- [DOCUMENT]:
'''
Re (tilly) 1: Hash Tutorial
by tilly (Archbishop) on Jun 22, 2001 at 07:03 UTC
    The fundamental key IMHO is this. As long as you are doing a lot of thinking involving positional logic, you are not being very Perlish. What this means is that you use implicit looping operations (foreach over a list rather than a C-style for, map, grep) and use hashes to do things by name. To get a good sense I can suggest nothing better than getting the Cookbook and looking through the examples in there.

    Short of that I highly recommend the section in Camel II (possibly in Camel III as well?) in chapter 1 on how Perl data structures map to linguistic operations. The linguistic version of a hashlookup is the word "of". This informs us how we name a hash. If the hash gives us the address of the person, we should say $address{$person}. If it is possible to get an address in several ways we might be more verbose and say $address_by_person{$person}. In either case "talk your way" through the problem in English and wherever you say "of" or an equivalent, that is a good sign that you want a hash.

    That said, here are some standard uses that I have for them:

    1. The obvious lookup. $address{$person};
    2. Keep track of existing things I have dealt with. Where I might say, "If I haven't seen this one yet (BTW mark it seen) then..." I might write in code: if (not $is_seen{$case}++) { # etc
    3. Named function arguments. Rather than having to remember a set of 6 arguments in order, and what the defaults are if you need to set the 6'th but not touch the 3'rd, 4'th, or 5'th, just use a hash:
      sub my_function { my %opts = @_; # etc
      and it is easier to remember how to call the function, and easier to add more useful options later.
    4. Structs. Anywhere you would have used a pointer to a struct in C, you can use a reference to a hash in Perl. The notation is even similar since the arrow is used in Perl for dereferencing. This is why you see a lot of OO code in Perl with things like: my $name = $self->{name};
    5. List special cases. You can easily enumerate special cases in a hash. If you are willing to create anonymous functions for them (with sub) then you can easily create a nice catch-all special case:
      if (exists $handler{$case}) { $handler{$case}->(); # Handle the special case }
      The actual definitions of the special cases are placed elsewhere. Lest this idea just sound weird, you may want to read Why I like functional programming. (It helps to read the *last* function first - scrub_input - and understand what it does. It may also help to check out what pos does.) OK, perhaps you don't want to try that. Yet.
'''
- [STORED DATA]:
'''
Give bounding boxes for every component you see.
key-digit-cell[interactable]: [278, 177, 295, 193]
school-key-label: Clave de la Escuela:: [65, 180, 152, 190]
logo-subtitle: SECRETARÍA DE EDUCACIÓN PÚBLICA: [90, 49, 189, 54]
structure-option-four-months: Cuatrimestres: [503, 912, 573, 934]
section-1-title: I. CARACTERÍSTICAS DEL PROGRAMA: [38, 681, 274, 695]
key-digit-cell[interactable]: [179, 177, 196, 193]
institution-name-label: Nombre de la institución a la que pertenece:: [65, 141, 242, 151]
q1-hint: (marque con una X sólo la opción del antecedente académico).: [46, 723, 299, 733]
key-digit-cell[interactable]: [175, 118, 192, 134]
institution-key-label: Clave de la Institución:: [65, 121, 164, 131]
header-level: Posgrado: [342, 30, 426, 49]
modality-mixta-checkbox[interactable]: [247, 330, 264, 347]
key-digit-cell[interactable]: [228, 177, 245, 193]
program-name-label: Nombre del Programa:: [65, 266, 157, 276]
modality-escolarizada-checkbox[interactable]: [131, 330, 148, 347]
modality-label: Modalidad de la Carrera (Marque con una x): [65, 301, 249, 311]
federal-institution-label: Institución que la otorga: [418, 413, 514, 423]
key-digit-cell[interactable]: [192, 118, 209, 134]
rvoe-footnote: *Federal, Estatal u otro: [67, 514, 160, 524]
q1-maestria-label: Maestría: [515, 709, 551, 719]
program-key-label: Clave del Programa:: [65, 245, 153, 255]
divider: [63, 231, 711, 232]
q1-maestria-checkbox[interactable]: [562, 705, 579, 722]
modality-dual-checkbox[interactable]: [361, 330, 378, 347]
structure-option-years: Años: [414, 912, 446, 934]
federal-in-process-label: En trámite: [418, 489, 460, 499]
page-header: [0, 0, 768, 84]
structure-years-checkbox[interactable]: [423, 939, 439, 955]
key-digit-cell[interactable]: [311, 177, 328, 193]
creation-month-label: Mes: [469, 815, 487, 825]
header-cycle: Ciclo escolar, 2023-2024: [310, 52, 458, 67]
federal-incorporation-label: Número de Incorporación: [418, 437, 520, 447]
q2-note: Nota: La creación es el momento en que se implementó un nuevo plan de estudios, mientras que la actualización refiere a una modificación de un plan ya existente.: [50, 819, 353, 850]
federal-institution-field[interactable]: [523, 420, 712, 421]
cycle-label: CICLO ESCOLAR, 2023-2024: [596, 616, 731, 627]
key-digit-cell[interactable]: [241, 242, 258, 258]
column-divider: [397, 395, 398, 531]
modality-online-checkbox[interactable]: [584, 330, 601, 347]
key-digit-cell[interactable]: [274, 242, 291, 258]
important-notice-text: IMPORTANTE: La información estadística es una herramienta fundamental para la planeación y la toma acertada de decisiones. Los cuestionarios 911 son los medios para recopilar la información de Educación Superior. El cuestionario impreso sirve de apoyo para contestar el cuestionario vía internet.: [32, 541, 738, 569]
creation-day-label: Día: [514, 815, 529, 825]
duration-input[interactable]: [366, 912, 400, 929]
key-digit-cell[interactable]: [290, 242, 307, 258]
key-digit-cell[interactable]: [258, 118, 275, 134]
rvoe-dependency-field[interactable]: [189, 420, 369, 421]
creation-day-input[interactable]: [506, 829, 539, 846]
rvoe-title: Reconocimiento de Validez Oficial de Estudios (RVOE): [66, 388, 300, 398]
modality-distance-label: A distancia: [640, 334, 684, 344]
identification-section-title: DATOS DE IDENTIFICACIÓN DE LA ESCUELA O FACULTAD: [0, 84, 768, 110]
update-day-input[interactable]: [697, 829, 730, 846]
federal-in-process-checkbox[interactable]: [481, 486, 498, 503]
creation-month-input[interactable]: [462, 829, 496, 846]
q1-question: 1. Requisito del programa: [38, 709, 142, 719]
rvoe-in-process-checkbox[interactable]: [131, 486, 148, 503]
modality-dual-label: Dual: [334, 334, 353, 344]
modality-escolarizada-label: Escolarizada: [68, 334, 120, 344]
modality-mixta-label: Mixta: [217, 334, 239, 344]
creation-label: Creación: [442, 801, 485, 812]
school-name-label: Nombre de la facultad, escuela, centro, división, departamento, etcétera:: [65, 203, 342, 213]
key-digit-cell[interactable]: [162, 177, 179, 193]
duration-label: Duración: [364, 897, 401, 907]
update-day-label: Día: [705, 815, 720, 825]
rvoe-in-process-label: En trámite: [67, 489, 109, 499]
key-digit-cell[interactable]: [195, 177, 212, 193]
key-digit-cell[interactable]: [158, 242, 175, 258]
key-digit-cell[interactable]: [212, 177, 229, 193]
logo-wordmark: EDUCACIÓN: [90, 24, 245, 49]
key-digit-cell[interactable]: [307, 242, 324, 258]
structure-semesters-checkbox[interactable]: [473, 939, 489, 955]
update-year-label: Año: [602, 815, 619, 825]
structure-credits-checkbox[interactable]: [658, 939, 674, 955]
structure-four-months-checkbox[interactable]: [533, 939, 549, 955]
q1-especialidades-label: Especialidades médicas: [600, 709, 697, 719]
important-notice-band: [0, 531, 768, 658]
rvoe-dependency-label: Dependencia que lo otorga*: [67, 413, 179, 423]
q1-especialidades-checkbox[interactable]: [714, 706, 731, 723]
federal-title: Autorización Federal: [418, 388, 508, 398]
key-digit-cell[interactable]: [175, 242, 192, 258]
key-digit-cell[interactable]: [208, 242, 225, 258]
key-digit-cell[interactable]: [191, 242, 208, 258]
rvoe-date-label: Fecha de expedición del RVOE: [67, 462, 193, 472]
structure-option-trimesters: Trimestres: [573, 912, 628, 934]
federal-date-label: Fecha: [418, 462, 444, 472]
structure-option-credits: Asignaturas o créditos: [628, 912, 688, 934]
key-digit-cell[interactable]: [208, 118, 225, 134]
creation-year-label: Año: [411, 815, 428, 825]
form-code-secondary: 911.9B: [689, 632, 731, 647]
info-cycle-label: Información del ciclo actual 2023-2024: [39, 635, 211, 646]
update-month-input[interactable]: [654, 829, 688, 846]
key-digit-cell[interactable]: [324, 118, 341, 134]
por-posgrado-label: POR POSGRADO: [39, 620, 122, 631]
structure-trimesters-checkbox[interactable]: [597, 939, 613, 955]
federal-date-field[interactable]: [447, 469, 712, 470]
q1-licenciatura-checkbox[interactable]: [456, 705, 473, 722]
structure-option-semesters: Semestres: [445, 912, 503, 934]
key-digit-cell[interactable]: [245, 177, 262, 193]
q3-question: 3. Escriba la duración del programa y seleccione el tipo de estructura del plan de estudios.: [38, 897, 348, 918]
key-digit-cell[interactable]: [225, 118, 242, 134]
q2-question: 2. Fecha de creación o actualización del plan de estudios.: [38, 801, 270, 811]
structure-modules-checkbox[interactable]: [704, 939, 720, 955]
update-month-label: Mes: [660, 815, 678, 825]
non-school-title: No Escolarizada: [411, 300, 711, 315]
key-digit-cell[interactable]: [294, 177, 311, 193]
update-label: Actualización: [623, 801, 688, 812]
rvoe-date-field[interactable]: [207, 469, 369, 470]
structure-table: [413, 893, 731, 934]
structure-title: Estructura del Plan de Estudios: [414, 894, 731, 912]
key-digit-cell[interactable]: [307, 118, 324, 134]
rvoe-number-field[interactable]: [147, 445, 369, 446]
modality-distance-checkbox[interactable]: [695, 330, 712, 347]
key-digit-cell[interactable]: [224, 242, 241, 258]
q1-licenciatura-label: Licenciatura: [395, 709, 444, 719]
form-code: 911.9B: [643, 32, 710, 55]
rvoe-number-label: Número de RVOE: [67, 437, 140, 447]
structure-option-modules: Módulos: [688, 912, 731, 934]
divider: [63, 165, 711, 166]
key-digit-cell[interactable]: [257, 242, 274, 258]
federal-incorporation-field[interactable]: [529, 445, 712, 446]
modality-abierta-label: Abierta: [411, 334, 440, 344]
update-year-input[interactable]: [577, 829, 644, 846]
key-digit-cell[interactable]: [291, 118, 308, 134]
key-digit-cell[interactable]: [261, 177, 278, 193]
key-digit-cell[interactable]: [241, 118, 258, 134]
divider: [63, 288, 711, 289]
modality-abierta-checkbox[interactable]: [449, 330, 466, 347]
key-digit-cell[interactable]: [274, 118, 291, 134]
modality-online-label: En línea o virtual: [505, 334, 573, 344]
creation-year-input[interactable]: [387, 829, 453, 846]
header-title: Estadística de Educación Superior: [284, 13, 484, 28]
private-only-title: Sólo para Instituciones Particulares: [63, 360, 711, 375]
'''
- [SET TASK 1]:
Answer these from the post on Perl hashes:
(a) What English word does the post give as the linguistic version of a hash lookup?
(b) In C, what would you use where Perl uses a reference to a hash?
(c) Which function in "Why I like functional programming" does the post suggest reading first?
- [SET TASK 2]: Resume the post on Perl hashes, starting after its final sentence.
None of the entries matter for this work.

- [TASK RESULT 1]:
(a) The word "of."
(b) A pointer to a struct.
(c) scrub_input.

- [TASK RESULT 2]:
    And so it goes. Whenever it makes sense to refer to things by name, it makes sense to use hashes.

    UPDATE
    Forgot a ++ on $is_seen{$case}. I thought it, and verbalized it in English, but when I went to write the Perl at last I apparently forgot it at the last moment...

      The fundamental key IMHO is this. As long as you are doing a lot of thinking involving positional logic, you are not being very Perlish.

      I just wanted to qualify this statement with a slightly tangential one of my own -- as a newbie, when you discover the power of hashes in Perl they become intoxicating. Oh, this could be a hash. Oh, and so can this. And this. And this. And...

      tilly's very erudite description of the hash glosses over this slightly, but only because, as a saint, he's probably forgotten how we men and women in the trenches think.

      It is important to remember that hashes have higher overhead and are slower to access than an array, but, in contrast, accessing a hash is essentially a constant time operation -- meaning, that as long as I know what item I want, it takes the same amount of time to access the 1st element of the hash as the nth.

      There is a lot of overlap between arrays and hashes conceptually in Perl (and even more so under the hood), and you need to keep in mind how you are intending to use your data structure and the kind of data it will hold. For instance, a few general examples:

      • When order is important for adding/accessing: array
      • When keyword access is important for adding/accessing: hash
      • When numeric values are your keys: dense data = array, sparse data = hash

      The rules/ideas go on for many lines from there, but I guess what I'm getting at, is that Perl makes it possible to see the world through hash-tinted glasses <pun intended>, but always keep in mind that the lowly array is an equally adept tool for many jobs.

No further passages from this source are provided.